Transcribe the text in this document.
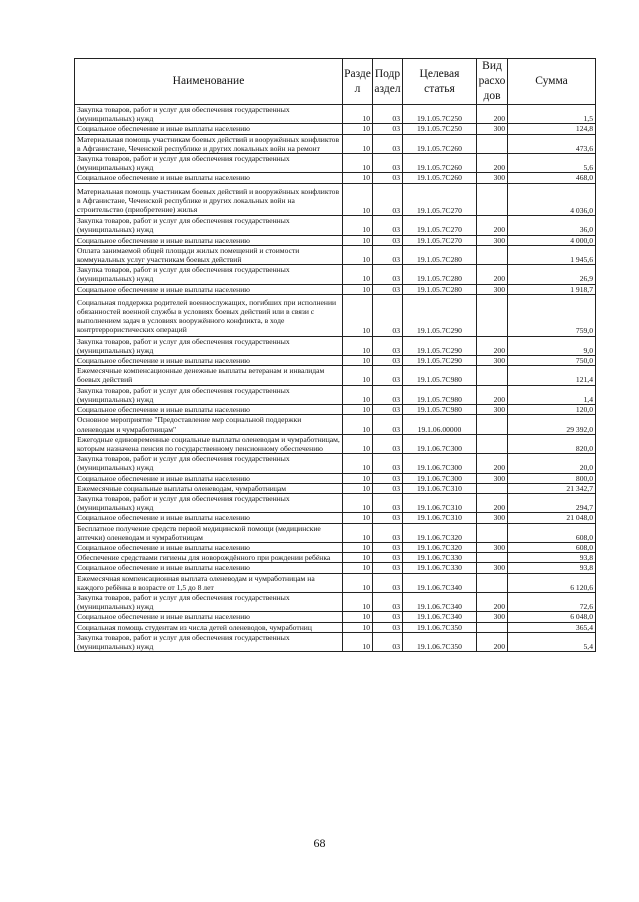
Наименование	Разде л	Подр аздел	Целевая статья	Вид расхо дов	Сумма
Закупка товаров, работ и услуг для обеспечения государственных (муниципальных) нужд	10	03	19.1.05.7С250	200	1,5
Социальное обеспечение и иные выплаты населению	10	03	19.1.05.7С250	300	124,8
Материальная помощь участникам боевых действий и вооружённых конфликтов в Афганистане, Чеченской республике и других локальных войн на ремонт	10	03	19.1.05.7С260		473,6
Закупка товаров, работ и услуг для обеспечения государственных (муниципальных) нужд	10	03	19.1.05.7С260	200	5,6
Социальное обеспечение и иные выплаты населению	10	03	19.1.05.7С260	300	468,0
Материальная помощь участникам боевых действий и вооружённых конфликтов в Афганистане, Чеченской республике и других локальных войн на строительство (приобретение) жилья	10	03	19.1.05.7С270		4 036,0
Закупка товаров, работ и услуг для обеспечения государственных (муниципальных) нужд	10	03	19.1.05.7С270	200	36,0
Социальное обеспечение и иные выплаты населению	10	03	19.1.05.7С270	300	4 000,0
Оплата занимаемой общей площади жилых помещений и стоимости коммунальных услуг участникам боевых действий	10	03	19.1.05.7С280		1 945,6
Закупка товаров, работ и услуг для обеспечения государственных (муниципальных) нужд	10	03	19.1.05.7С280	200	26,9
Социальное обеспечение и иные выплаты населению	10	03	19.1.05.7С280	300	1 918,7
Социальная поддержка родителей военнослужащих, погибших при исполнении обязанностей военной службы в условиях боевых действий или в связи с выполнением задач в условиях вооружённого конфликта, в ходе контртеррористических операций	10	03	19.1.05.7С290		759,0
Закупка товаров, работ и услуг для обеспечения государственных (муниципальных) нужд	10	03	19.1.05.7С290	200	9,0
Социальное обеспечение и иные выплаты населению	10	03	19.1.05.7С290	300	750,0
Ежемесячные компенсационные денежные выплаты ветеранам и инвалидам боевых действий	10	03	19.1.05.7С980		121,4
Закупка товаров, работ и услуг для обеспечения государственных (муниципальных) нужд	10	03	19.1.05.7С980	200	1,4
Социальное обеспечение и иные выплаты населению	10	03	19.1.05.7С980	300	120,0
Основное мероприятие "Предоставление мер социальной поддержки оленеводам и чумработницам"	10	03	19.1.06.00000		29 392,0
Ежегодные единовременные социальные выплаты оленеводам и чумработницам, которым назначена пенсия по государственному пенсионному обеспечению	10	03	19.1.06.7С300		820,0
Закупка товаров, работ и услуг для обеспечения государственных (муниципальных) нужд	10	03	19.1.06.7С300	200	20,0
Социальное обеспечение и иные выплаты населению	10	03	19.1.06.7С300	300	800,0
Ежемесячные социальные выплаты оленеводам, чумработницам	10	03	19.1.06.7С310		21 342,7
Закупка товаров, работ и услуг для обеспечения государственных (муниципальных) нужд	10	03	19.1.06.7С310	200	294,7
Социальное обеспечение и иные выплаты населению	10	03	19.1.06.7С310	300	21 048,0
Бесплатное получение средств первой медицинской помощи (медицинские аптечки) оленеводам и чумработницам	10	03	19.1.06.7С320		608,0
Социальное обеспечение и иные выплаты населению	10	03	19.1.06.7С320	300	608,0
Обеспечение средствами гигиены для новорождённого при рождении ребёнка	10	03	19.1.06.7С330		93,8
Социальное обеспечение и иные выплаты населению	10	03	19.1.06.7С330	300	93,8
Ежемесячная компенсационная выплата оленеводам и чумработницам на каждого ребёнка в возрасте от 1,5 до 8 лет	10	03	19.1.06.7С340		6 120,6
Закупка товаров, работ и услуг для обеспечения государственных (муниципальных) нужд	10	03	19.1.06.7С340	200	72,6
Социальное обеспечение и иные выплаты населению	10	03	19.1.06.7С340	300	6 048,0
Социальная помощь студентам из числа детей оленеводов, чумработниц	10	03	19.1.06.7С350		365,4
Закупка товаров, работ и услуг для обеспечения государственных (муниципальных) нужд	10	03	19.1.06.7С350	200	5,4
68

### Problem statement
Lines in the records that hold the word "вооружённых" are to be counted; give only the total.

### Full response
2